Required task>
Copy only what runs from the line containing "Transcribe this image's" through the end of the material below, line for line, with both ends included.

Raw data>
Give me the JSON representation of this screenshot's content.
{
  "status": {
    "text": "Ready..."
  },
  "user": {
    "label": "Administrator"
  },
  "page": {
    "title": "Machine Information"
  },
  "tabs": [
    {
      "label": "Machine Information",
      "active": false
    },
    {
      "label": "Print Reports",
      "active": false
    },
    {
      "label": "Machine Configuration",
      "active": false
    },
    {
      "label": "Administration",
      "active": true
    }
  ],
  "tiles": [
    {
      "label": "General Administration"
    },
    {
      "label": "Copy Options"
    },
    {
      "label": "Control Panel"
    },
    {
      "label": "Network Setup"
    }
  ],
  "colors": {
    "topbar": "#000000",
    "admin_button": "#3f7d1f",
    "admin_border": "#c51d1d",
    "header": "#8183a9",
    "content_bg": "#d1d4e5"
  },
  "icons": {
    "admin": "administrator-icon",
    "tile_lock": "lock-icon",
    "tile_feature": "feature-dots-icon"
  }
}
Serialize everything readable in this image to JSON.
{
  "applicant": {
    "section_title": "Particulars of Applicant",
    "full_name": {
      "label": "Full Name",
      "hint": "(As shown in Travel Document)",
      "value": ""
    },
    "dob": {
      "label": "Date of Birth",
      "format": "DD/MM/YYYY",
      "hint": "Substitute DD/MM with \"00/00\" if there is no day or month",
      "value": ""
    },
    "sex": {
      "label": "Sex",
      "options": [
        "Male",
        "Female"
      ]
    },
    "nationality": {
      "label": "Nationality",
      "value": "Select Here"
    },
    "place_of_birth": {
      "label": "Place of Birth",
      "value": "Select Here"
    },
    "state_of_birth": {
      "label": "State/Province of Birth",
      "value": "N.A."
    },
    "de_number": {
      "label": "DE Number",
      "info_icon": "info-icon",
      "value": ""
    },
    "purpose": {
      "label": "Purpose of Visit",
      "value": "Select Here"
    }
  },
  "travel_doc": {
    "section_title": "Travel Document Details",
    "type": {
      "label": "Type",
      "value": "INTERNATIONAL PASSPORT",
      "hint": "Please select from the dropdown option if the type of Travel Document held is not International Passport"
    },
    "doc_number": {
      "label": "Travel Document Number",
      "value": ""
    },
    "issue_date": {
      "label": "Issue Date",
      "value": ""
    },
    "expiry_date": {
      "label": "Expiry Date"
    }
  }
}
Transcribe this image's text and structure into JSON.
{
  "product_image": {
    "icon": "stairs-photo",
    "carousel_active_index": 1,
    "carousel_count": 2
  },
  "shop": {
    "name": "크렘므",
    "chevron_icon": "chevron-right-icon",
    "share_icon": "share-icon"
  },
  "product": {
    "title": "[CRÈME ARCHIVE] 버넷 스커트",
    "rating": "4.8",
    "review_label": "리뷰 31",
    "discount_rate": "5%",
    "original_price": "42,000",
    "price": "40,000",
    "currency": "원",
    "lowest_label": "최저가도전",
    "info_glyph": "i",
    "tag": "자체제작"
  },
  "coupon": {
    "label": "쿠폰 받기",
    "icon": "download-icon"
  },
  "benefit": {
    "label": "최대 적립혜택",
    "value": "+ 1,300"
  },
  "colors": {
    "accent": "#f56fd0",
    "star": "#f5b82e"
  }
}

Correct response>
Transcribe this image's text and structure into JSON.
{
  "product_image": {
    "icon": "stairs-photo",
    "carousel_active_index": 1,
    "carousel_count": 2
  },
  "shop": {
    "name": "크렘므",
    "chevron_icon": "chevron-right-icon",
    "share_icon": "share-icon"
  },
  "product": {
    "title": "[CRÈME ARCHIVE] 버넷 스커트",
    "rating": "4.8",
    "review_label": "리뷰 31",
    "discount_rate": "5%",
    "original_price": "42,000",
    "price": "40,000",
    "currency": "원",
    "lowest_label": "최저가도전",
    "info_glyph": "i",
    "tag": "자체제작"
  },
  "coupon": {
    "label": "쿠폰 받기",
    "icon": "download-icon"
  },
  "benefit": {
    "label": "최대 적립혜택",
    "value": "+ 1,300"
  },
  "colors": {
    "accent": "#f56fd0",
    "star": "#f5b82e"
  }
}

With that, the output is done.